[start DATA FOR THE TASK]

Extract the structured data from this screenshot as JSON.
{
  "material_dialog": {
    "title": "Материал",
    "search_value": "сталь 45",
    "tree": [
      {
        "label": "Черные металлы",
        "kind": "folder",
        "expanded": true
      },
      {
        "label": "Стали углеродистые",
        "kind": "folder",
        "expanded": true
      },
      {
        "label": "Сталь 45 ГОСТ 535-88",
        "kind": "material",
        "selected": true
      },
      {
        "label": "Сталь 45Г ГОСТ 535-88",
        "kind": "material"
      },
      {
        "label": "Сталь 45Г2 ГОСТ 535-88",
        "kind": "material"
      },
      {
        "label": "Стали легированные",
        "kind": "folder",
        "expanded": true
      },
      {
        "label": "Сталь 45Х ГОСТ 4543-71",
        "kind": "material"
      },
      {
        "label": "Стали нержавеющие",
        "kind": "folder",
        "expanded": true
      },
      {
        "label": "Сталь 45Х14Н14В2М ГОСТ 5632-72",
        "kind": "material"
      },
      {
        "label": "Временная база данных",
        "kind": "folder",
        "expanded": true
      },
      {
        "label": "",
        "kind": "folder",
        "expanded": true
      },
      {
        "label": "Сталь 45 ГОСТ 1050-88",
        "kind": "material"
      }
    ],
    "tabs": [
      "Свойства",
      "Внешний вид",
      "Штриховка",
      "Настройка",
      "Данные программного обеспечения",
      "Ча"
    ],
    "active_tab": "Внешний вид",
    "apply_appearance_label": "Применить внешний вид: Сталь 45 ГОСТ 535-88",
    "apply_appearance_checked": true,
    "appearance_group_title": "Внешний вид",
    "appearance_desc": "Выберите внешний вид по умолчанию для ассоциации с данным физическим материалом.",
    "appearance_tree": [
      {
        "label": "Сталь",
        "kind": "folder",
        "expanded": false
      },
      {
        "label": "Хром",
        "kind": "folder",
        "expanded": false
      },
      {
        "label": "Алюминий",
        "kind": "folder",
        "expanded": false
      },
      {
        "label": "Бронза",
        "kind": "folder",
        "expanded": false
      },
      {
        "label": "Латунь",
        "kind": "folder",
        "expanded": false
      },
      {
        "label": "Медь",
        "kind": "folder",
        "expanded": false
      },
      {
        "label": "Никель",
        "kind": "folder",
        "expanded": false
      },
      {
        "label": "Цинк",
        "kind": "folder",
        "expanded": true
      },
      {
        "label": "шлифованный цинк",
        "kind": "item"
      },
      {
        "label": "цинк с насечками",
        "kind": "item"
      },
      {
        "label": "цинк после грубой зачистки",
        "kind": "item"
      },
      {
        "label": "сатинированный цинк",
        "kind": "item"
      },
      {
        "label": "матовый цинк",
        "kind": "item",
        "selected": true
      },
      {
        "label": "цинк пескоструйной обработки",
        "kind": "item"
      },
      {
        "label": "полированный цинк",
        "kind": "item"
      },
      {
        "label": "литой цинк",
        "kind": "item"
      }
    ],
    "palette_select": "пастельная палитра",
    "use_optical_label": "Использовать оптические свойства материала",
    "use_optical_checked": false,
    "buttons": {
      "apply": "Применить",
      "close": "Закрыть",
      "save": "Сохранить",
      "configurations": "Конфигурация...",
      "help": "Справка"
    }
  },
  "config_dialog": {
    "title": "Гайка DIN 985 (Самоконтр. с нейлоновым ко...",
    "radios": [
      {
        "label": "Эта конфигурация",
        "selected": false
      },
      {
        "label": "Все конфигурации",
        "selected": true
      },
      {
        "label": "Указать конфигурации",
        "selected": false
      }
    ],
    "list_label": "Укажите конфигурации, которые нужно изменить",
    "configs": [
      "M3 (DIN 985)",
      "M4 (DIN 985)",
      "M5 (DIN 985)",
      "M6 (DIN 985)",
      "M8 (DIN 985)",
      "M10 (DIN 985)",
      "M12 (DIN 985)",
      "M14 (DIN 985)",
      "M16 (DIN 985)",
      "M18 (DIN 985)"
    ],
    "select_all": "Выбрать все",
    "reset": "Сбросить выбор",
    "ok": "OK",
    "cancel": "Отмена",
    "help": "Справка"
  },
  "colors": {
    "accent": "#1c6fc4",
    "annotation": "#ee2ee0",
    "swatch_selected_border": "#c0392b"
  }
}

[end DATA FOR THE TASK]
[start DATA FOR THE TASK]

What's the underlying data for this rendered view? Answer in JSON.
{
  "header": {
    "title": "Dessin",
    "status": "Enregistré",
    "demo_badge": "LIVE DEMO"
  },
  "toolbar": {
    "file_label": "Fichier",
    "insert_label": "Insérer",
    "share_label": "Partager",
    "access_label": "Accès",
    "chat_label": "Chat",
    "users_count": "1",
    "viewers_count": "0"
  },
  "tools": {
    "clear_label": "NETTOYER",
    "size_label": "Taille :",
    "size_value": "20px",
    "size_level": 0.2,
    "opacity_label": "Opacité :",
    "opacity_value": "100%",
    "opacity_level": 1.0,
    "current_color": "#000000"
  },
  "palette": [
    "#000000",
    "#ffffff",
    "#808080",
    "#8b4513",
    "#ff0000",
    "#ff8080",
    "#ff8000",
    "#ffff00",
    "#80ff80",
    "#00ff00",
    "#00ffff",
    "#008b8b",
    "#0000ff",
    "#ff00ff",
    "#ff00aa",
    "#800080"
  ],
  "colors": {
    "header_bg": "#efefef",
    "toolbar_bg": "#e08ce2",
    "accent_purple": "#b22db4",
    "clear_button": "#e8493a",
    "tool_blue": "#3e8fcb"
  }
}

[end DATA FOR THE TASK]

### WORK INSTRUCTIONS
From the data above, show each line that contains "Применить".

### THE SOLUTION
    "apply_appearance_label": "Применить внешний вид: Сталь 45 ГОСТ 535-88",
      "apply": "Применить",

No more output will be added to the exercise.